─── SOURCE DATA ───
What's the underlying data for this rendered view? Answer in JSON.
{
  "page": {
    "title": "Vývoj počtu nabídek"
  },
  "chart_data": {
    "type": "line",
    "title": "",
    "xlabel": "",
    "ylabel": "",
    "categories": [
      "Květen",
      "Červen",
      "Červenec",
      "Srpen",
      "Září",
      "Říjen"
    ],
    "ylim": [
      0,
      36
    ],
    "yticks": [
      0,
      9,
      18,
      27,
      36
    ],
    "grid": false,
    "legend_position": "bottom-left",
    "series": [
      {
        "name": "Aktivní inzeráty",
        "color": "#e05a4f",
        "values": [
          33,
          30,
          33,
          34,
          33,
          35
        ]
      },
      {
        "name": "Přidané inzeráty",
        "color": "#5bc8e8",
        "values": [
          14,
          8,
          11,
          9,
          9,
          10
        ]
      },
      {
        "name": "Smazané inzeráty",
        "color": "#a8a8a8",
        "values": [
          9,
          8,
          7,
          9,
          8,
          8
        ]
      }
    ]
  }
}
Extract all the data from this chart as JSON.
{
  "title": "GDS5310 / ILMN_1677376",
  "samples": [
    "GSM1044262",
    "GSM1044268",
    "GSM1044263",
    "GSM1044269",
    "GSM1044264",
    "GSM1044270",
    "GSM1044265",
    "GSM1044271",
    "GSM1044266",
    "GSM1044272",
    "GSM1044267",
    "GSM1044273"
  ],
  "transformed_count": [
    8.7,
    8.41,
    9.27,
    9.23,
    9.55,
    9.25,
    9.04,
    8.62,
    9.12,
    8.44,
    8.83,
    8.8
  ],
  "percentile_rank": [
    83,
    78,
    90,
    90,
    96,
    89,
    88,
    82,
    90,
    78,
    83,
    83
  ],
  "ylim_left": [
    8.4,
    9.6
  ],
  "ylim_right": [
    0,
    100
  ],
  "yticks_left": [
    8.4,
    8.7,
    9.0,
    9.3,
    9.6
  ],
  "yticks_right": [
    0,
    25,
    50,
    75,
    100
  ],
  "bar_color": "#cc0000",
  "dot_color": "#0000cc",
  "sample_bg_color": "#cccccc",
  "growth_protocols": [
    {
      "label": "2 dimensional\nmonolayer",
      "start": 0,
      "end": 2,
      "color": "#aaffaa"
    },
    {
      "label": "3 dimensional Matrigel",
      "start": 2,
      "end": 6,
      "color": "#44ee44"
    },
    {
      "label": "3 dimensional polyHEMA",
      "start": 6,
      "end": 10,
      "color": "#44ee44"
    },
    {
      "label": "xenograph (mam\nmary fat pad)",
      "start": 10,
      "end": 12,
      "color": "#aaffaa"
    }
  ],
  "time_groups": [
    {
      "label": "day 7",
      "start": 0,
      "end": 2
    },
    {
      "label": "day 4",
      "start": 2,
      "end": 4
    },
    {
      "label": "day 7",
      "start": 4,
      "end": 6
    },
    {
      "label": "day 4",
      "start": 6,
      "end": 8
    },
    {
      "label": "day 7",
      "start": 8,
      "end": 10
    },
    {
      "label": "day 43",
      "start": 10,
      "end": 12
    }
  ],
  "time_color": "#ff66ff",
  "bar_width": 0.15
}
───
#### [TASK TO COMPLETE]
Return every entry verbatim.

#### [OUTPUT OF THE EXERCISE]
What's the underlying data for this rendered view? Answer in JSON.
{
  "page": {
    "title": "Vývoj počtu nabídek"
  },
  "chart_data": {
    "type": "line",
    "title": "",
    "xlabel": "",
    "ylabel": "",
    "categories": [
      "Květen",
      "Červen",
      "Červenec",
      "Srpen",
      "Září",
      "Říjen"
    ],
    "ylim": [
      0,
      36
    ],
    "yticks": [
      0,
      9,
      18,
      27,
      36
    ],
    "grid": false,
    "legend_position": "bottom-left",
    "series": [
      {
        "name": "Aktivní inzeráty",
        "color": "#e05a4f",
        "values": [
          33,
          30,
          33,
          34,
          33,
          35
        ]
      },
      {
        "name": "Přidané inzeráty",
        "color": "#5bc8e8",
        "values": [
          14,
          8,
          11,
          9,
          9,
          10
        ]
      },
      {
        "name": "Smazané inzeráty",
        "color": "#a8a8a8",
        "values": [
          9,
          8,
          7,
          9,
          8,
          8
        ]
      }
    ]
  }
}
Extract all the data from this chart as JSON.
{
  "title": "GDS5310 / ILMN_1677376",
  "samples": [
    "GSM1044262",
    "GSM1044268",
    "GSM1044263",
    "GSM1044269",
    "GSM1044264",
    "GSM1044270",
    "GSM1044265",
    "GSM1044271",
    "GSM1044266",
    "GSM1044272",
    "GSM1044267",
    "GSM1044273"
  ],
  "transformed_count": [
    8.7,
    8.41,
    9.27,
    9.23,
    9.55,
    9.25,
    9.04,
    8.62,
    9.12,
    8.44,
    8.83,
    8.8
  ],
  "percentile_rank": [
    83,
    78,
    90,
    90,
    96,
    89,
    88,
    82,
    90,
    78,
    83,
    83
  ],
  "ylim_left": [
    8.4,
    9.6
  ],
  "ylim_right": [
    0,
    100
  ],
  "yticks_left": [
    8.4,
    8.7,
    9.0,
    9.3,
    9.6
  ],
  "yticks_right": [
    0,
    25,
    50,
    75,
    100
  ],
  "bar_color": "#cc0000",
  "dot_color": "#0000cc",
  "sample_bg_color": "#cccccc",
  "growth_protocols": [
    {
      "label": "2 dimensional\nmonolayer",
      "start": 0,
      "end": 2,
      "color": "#aaffaa"
    },
    {
      "label": "3 dimensional Matrigel",
      "start": 2,
      "end": 6,
      "color": "#44ee44"
    },
    {
      "label": "3 dimensional polyHEMA",
      "start": 6,
      "end": 10,
      "color": "#44ee44"
    },
    {
      "label": "xenograph (mam\nmary fat pad)",
      "start": 10,
      "end": 12,
      "color": "#aaffaa"
    }
  ],
  "time_groups": [
    {
      "label": "day 7",
      "start": 0,
      "end": 2
    },
    {
      "label": "day 4",
      "start": 2,
      "end": 4
    },
    {
      "label": "day 7",
      "start": 4,
      "end": 6
    },
    {
      "label": "day 4",
      "start": 6,
      "end": 8
    },
    {
      "label": "day 7",
      "start": 8,
      "end": 10
    },
    {
      "label": "day 43",
      "start": 10,
      "end": 12
    }
  ],
  "time_color": "#ff66ff",
  "bar_width": 0.15
}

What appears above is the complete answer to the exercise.